> **EXERCISE**
Select the lines below containing the word "ylabel".

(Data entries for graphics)
— Start —
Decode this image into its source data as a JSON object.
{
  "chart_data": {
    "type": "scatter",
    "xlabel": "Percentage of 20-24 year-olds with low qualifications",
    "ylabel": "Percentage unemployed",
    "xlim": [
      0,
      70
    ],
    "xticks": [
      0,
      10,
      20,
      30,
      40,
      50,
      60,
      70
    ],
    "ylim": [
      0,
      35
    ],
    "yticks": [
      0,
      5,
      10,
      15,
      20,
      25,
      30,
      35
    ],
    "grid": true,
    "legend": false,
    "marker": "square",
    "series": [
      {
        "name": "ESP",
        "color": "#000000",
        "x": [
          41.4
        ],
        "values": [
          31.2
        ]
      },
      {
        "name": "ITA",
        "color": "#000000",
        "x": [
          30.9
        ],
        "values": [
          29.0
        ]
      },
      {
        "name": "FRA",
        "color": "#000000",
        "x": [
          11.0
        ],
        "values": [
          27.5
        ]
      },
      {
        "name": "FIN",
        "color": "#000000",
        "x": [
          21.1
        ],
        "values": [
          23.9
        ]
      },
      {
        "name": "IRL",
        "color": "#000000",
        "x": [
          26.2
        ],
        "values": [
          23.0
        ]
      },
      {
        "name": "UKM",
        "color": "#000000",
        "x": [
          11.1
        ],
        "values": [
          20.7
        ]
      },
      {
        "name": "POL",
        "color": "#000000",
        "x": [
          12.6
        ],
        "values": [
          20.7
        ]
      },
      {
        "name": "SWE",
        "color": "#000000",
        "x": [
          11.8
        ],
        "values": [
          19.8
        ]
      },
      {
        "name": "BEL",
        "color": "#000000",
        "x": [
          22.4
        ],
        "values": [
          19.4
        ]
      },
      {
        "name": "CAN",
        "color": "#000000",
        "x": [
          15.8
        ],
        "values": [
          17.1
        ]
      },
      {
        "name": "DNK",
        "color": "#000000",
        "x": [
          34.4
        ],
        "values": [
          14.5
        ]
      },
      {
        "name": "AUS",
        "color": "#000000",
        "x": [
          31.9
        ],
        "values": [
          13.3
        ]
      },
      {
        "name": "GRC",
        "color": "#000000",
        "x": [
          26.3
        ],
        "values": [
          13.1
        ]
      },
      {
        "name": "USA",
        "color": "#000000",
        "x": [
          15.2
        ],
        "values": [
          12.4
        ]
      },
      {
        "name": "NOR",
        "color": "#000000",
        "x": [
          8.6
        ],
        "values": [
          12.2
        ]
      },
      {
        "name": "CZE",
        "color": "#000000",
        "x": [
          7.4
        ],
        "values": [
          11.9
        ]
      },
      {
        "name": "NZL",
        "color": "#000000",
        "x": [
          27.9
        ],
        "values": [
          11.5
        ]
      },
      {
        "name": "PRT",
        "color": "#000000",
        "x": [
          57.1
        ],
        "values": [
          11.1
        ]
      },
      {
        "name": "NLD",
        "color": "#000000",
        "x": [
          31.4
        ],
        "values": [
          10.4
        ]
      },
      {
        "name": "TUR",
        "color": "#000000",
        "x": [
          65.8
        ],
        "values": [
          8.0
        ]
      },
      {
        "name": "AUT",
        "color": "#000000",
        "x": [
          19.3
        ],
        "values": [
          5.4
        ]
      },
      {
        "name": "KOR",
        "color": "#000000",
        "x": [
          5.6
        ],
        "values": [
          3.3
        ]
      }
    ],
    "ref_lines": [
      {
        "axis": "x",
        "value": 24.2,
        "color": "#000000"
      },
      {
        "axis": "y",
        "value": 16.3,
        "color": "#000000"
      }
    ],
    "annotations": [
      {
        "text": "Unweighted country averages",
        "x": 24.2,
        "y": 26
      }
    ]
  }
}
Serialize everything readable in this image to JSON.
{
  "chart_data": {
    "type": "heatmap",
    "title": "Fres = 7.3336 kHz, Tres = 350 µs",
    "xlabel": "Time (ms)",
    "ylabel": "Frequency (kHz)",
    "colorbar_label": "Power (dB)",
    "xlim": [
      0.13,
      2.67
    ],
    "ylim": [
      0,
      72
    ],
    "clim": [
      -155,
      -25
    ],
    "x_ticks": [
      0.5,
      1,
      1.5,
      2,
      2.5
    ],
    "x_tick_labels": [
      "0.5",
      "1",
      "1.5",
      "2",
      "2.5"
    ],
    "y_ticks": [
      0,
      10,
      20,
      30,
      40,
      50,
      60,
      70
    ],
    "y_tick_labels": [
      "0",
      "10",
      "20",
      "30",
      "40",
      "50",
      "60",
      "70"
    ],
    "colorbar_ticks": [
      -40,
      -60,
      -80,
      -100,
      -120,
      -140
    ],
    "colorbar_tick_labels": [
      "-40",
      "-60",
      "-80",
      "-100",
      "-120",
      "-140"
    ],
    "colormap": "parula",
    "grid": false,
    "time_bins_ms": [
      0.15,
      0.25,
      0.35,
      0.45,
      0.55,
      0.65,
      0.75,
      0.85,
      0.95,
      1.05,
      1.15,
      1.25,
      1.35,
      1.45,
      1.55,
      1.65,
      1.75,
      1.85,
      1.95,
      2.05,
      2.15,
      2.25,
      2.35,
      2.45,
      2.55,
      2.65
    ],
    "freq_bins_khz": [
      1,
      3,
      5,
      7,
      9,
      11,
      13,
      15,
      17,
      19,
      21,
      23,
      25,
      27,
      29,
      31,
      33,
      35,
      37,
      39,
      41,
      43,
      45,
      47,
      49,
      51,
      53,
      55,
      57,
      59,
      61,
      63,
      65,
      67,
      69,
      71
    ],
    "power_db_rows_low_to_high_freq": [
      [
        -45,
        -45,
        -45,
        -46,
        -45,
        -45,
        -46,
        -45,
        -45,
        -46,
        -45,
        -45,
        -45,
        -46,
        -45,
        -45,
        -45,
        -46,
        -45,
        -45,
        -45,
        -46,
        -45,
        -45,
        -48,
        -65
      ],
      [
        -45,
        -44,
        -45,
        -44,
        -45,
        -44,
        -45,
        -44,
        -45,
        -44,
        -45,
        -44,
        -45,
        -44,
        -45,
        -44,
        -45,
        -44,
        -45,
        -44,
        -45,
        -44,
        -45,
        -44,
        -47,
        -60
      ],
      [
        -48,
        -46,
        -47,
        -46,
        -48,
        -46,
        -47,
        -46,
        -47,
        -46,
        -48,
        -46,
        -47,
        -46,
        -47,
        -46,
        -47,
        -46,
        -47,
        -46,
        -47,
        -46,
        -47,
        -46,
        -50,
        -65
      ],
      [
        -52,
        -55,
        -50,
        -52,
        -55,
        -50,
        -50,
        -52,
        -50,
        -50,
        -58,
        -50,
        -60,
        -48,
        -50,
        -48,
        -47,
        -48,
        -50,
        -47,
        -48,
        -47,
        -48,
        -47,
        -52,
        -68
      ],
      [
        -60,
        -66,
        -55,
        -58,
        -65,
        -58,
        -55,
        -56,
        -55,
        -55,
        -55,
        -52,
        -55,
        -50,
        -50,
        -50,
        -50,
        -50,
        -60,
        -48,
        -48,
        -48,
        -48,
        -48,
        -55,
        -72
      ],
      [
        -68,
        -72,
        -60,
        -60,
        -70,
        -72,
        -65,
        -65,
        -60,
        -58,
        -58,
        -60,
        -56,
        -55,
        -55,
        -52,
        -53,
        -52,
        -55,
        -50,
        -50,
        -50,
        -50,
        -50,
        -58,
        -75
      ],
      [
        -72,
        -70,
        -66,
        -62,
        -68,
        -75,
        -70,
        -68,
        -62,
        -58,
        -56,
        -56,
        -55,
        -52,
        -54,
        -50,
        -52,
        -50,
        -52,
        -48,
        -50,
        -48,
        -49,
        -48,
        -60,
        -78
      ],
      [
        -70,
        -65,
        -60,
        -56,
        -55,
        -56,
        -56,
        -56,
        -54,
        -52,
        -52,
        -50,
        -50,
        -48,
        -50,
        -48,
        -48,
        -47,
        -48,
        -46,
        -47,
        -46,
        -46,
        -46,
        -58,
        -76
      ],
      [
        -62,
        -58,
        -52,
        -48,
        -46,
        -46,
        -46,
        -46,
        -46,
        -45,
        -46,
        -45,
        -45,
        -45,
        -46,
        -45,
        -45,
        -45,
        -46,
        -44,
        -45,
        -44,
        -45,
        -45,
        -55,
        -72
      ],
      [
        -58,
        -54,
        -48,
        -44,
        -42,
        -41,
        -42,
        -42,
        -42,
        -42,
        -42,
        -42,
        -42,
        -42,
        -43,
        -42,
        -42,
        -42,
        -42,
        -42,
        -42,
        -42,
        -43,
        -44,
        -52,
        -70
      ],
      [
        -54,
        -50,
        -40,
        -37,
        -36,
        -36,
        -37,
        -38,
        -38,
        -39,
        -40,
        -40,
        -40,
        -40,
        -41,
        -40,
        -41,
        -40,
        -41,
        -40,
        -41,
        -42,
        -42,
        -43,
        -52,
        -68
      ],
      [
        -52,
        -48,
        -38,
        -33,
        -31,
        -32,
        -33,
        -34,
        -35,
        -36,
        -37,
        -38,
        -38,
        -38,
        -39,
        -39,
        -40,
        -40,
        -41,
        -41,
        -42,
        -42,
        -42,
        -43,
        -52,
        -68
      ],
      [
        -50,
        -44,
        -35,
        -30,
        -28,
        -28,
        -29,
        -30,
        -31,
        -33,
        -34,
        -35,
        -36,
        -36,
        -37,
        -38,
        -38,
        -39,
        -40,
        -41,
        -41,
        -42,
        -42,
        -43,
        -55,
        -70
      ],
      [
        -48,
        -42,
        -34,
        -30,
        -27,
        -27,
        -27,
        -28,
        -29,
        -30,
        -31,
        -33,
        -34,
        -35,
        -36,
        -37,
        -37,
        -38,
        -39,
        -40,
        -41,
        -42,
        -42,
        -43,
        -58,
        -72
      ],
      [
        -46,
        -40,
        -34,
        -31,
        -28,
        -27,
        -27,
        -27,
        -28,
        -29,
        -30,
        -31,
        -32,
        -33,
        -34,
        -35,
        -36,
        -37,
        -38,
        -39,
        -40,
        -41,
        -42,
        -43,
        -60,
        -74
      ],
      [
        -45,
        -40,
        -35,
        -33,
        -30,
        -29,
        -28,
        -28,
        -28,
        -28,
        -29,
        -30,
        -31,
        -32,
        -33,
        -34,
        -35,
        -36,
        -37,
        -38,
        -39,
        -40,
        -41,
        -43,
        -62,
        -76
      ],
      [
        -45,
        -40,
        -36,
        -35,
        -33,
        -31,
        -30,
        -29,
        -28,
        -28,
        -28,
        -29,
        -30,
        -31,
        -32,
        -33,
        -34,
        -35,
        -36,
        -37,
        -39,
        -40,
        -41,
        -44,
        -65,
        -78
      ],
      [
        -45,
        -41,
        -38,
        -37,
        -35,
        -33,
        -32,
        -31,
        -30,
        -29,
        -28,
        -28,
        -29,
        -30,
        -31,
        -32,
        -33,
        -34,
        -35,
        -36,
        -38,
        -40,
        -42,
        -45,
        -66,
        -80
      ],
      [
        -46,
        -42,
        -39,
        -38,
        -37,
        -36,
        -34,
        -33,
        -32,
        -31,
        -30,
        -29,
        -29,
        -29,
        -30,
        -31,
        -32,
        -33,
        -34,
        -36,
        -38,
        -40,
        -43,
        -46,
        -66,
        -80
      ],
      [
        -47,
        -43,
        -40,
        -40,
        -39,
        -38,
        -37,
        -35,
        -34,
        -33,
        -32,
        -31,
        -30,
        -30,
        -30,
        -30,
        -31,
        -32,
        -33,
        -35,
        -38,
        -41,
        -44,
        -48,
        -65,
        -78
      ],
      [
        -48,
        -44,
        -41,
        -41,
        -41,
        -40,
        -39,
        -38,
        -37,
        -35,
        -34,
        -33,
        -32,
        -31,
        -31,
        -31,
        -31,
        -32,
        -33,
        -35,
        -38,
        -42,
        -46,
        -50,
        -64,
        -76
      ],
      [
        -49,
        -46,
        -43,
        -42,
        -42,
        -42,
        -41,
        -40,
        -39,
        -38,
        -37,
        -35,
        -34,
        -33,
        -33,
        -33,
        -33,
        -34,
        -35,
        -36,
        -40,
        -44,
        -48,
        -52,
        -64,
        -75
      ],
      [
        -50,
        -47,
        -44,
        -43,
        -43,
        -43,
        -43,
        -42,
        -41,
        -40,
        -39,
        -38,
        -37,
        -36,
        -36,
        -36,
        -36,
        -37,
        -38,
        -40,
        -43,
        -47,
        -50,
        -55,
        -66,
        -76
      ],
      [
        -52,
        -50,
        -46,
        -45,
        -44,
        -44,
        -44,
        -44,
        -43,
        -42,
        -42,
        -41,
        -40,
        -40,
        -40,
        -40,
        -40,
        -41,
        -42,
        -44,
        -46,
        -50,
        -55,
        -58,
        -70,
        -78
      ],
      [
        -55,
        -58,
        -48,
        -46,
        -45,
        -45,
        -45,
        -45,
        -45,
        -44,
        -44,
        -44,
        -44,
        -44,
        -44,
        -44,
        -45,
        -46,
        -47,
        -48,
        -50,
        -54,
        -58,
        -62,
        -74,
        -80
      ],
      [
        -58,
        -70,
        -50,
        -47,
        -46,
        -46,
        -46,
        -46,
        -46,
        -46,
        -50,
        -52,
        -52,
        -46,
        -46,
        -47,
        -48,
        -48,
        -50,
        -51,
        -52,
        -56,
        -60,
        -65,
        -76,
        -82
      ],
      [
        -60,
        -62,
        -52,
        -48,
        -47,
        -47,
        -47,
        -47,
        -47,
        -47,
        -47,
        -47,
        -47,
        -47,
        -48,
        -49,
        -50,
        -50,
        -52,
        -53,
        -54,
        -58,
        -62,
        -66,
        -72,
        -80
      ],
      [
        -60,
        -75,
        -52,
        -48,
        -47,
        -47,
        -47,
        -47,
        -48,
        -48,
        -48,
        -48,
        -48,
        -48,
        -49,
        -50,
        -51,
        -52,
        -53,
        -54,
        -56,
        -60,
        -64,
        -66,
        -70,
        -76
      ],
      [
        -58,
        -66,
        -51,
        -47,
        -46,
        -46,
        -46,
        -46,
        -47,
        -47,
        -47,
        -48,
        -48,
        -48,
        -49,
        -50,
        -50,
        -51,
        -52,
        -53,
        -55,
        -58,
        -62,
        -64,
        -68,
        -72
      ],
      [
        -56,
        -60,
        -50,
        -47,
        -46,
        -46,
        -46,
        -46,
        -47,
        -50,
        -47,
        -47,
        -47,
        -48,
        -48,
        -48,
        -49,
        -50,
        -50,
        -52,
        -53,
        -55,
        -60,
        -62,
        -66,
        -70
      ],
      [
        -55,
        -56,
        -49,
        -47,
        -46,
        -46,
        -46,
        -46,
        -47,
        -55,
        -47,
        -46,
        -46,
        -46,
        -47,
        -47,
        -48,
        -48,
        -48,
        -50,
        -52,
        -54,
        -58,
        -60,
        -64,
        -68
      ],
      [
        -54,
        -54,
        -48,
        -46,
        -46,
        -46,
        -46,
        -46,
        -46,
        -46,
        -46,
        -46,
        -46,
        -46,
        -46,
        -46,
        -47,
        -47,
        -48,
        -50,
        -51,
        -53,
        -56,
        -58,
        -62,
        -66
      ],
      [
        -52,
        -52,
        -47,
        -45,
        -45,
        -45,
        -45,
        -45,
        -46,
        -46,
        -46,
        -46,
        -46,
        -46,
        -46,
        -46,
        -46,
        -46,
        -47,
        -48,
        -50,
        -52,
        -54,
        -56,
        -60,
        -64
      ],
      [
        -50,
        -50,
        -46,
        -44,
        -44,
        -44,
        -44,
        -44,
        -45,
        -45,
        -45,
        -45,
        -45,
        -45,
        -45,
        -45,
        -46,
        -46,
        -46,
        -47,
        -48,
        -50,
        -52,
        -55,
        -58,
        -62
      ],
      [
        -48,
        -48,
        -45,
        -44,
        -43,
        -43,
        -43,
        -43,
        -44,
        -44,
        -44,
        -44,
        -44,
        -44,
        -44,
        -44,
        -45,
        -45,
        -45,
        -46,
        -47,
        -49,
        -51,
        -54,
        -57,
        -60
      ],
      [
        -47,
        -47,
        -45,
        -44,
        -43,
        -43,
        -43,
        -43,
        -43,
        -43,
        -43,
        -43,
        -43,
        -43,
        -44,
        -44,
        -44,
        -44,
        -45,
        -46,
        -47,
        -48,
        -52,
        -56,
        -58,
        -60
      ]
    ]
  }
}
— End —
> **REPLY TO THE TASK**
    "ylabel": "Percentage unemployed",
    "ylabel": "Frequency (kHz)",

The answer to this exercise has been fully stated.